Goal:
Select from the records below every line that has the word "City" in it.

>> Begin Task inputs

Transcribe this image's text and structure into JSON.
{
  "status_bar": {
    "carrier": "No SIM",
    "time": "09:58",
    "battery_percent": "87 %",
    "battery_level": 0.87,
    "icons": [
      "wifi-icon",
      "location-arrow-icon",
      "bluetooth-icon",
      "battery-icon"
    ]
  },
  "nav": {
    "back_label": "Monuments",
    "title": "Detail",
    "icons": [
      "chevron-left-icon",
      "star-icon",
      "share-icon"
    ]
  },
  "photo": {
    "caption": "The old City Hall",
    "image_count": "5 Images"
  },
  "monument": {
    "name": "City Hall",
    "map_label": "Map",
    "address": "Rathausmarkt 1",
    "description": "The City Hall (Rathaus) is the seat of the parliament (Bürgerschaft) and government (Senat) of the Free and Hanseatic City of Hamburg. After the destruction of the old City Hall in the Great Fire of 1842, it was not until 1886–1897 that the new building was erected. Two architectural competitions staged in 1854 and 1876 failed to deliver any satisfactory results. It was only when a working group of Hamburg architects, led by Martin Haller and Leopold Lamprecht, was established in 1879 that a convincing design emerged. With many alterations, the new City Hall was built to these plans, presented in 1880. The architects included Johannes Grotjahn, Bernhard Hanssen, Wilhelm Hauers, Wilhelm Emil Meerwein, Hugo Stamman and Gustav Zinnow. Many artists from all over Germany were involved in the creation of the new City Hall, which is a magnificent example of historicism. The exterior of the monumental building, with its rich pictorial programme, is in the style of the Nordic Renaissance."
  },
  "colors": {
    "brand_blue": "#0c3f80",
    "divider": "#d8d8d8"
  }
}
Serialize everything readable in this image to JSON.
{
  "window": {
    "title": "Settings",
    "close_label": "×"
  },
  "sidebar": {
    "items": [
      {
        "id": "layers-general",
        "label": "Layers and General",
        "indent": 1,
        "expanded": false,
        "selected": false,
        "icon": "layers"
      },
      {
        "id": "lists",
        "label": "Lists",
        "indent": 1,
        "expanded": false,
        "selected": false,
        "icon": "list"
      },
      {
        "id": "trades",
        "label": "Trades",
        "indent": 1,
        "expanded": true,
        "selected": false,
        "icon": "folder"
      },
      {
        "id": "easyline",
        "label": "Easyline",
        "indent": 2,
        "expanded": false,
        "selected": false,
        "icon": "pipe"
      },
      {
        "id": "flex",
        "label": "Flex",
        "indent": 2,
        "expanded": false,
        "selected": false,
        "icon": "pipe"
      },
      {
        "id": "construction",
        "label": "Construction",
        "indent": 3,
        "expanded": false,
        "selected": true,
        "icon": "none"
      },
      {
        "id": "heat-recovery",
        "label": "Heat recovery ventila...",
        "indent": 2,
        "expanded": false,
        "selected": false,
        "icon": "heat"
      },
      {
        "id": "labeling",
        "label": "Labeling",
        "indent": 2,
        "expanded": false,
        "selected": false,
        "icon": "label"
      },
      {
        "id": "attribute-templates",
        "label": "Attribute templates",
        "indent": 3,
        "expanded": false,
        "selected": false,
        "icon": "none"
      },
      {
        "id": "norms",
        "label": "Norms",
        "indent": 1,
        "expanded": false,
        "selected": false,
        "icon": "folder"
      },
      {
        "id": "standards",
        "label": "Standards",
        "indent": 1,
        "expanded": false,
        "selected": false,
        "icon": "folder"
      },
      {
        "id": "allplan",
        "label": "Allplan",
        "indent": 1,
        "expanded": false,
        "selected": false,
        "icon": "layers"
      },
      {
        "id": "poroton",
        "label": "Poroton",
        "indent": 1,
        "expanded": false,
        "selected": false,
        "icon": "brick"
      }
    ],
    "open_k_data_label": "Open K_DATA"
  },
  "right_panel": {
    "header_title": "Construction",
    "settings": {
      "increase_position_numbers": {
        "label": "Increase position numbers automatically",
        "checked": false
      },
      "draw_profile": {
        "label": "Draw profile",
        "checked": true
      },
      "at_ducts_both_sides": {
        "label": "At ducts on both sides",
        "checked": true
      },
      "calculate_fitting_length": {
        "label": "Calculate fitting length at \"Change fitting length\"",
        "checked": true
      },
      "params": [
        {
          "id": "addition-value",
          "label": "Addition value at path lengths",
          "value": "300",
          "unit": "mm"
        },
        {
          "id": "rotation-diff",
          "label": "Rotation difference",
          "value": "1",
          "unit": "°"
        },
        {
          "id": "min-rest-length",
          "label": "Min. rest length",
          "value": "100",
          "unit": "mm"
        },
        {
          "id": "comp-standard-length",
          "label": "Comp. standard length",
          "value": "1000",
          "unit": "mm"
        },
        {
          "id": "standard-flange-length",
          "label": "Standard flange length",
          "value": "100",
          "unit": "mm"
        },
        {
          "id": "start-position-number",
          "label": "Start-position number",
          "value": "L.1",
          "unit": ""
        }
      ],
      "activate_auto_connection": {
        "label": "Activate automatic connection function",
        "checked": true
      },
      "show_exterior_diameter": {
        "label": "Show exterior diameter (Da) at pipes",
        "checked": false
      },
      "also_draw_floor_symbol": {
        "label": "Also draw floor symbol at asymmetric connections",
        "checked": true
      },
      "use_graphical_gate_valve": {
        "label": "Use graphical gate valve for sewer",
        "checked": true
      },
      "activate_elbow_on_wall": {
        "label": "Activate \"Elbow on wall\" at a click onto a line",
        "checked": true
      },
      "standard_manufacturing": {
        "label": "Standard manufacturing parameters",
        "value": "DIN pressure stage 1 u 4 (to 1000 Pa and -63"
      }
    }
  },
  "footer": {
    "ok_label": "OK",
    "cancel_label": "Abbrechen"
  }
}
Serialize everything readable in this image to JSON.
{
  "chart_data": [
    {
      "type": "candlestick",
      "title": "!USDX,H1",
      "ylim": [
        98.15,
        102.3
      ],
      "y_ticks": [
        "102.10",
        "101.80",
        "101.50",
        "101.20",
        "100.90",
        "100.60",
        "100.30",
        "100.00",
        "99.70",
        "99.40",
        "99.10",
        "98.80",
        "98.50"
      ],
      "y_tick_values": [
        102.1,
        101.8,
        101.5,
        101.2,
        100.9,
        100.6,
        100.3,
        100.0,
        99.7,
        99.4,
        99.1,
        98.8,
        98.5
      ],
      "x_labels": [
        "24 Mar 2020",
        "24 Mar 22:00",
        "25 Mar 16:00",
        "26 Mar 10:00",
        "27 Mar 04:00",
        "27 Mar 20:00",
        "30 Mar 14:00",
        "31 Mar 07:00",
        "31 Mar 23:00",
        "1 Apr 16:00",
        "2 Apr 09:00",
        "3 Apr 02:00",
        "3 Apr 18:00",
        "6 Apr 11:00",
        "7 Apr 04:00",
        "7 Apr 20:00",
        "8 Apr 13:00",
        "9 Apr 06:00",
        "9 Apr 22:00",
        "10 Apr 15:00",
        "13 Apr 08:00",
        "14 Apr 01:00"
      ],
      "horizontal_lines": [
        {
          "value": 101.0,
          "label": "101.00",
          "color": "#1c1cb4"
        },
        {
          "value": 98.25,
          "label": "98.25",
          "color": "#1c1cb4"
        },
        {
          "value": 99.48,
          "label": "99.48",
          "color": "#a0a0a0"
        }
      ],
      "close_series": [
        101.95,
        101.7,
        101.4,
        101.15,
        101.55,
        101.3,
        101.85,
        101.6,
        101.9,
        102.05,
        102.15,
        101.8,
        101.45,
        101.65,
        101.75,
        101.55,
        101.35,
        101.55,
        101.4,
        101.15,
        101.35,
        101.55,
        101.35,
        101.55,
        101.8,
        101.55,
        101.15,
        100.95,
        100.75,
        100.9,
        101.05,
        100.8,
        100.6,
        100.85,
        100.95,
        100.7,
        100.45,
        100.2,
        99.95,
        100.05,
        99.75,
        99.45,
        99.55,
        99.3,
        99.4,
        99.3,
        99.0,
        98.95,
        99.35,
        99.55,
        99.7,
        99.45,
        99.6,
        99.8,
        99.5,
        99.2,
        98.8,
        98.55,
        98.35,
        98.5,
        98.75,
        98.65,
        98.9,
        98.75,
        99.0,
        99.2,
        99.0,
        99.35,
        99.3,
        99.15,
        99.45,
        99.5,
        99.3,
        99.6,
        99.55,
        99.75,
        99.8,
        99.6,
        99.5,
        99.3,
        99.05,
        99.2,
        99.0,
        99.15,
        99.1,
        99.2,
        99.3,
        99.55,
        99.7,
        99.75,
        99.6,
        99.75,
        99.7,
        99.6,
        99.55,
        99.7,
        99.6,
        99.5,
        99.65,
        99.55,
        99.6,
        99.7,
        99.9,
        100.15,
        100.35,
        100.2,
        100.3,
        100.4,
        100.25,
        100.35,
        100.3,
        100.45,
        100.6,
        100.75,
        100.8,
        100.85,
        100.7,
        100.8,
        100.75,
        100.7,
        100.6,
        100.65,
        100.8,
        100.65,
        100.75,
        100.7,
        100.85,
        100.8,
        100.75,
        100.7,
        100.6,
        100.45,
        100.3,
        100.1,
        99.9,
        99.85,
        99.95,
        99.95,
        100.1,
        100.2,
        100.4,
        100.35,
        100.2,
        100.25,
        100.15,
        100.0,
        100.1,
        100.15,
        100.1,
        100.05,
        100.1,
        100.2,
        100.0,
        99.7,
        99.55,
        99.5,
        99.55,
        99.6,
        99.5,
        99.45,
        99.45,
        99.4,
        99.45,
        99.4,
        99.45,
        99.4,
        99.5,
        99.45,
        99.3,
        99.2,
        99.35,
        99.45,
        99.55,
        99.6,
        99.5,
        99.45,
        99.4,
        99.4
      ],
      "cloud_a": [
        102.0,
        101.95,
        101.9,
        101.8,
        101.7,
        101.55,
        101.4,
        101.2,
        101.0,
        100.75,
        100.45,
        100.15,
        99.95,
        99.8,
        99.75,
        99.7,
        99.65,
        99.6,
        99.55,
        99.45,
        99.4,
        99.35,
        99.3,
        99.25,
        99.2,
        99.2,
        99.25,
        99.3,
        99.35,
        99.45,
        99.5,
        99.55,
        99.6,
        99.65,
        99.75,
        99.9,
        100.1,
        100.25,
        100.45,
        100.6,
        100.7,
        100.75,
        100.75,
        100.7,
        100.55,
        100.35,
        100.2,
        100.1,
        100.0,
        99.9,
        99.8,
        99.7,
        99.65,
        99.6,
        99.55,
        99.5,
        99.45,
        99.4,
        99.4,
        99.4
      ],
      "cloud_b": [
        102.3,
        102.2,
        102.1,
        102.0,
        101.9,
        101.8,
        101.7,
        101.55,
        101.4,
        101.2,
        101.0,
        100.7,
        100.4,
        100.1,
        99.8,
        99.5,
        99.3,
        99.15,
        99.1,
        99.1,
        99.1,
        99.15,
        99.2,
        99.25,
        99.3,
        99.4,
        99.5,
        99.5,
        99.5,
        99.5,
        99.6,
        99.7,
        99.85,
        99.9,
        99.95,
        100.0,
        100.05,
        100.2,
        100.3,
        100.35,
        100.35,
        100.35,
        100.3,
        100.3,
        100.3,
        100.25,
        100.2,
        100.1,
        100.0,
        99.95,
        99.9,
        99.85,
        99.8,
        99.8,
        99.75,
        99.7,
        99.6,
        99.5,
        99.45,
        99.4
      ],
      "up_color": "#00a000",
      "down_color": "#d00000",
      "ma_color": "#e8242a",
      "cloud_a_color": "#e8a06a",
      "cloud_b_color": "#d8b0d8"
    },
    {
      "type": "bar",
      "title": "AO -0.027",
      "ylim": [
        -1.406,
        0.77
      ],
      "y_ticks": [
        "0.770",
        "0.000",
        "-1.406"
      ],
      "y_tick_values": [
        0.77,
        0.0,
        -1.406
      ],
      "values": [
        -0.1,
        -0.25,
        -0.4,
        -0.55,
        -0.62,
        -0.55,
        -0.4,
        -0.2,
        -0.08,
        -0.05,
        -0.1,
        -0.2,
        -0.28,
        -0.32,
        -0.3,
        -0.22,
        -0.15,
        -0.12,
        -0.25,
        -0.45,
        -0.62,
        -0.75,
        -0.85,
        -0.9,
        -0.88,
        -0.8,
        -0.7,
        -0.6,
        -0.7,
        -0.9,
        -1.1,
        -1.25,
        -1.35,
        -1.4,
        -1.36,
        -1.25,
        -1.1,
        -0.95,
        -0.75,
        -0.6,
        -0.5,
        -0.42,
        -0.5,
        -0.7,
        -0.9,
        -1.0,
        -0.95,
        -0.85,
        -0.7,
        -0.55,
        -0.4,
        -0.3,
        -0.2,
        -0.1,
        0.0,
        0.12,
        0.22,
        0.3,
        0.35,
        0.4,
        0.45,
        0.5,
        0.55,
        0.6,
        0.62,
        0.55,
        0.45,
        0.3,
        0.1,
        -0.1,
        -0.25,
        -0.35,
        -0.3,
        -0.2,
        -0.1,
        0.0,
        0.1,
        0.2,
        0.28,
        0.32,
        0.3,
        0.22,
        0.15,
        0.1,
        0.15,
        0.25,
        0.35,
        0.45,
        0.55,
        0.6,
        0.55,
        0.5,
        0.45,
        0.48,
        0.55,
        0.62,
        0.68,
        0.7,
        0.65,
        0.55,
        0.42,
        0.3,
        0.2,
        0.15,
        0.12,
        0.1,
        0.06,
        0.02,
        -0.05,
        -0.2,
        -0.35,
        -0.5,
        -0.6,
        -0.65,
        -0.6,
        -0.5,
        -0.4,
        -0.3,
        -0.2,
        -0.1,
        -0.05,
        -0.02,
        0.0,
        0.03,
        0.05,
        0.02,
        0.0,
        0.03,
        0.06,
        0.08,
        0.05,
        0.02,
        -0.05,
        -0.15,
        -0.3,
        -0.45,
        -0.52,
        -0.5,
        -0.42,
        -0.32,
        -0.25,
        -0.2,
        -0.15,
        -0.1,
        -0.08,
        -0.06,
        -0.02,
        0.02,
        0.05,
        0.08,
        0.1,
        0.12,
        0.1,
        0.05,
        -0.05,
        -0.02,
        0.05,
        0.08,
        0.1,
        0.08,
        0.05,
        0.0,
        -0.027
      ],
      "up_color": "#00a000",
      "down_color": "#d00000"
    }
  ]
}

>> End Task inputs

The output:
    "caption": "The old City Hall",
    "name": "City Hall",
    "description": "The City Hall (Rathaus) is the seat of the parliament (Bürgerschaft) and government (Senat) of the Free and Hanseatic City of Hamburg. After the destruction of the old City Hall in the Great Fire of 1842, it was not until 1886–1897 that the new building was erected. Two architectural competitions staged in 1854 and 1876 failed to deliver any satisfactory results. It was only when a working group of Hamburg architects, led by Martin Haller and Leopold Lamprecht, was established in 1879 that a convincing design emerged. With many alterations, the new City Hall was built to these plans, presented in 1880. The architects included Johannes Grotjahn, Bernhard Hanssen, Wilhelm Hauers, Wilhelm Emil Meerwein, Hugo Stamman and Gustav Zinnow. Many artists from all over Germany were involved in the creation of the new City Hall, which is a magnificent example of historicism. The exterior of the monumental building, with its rich pictorial programme, is in the style of the Nordic Renaissance."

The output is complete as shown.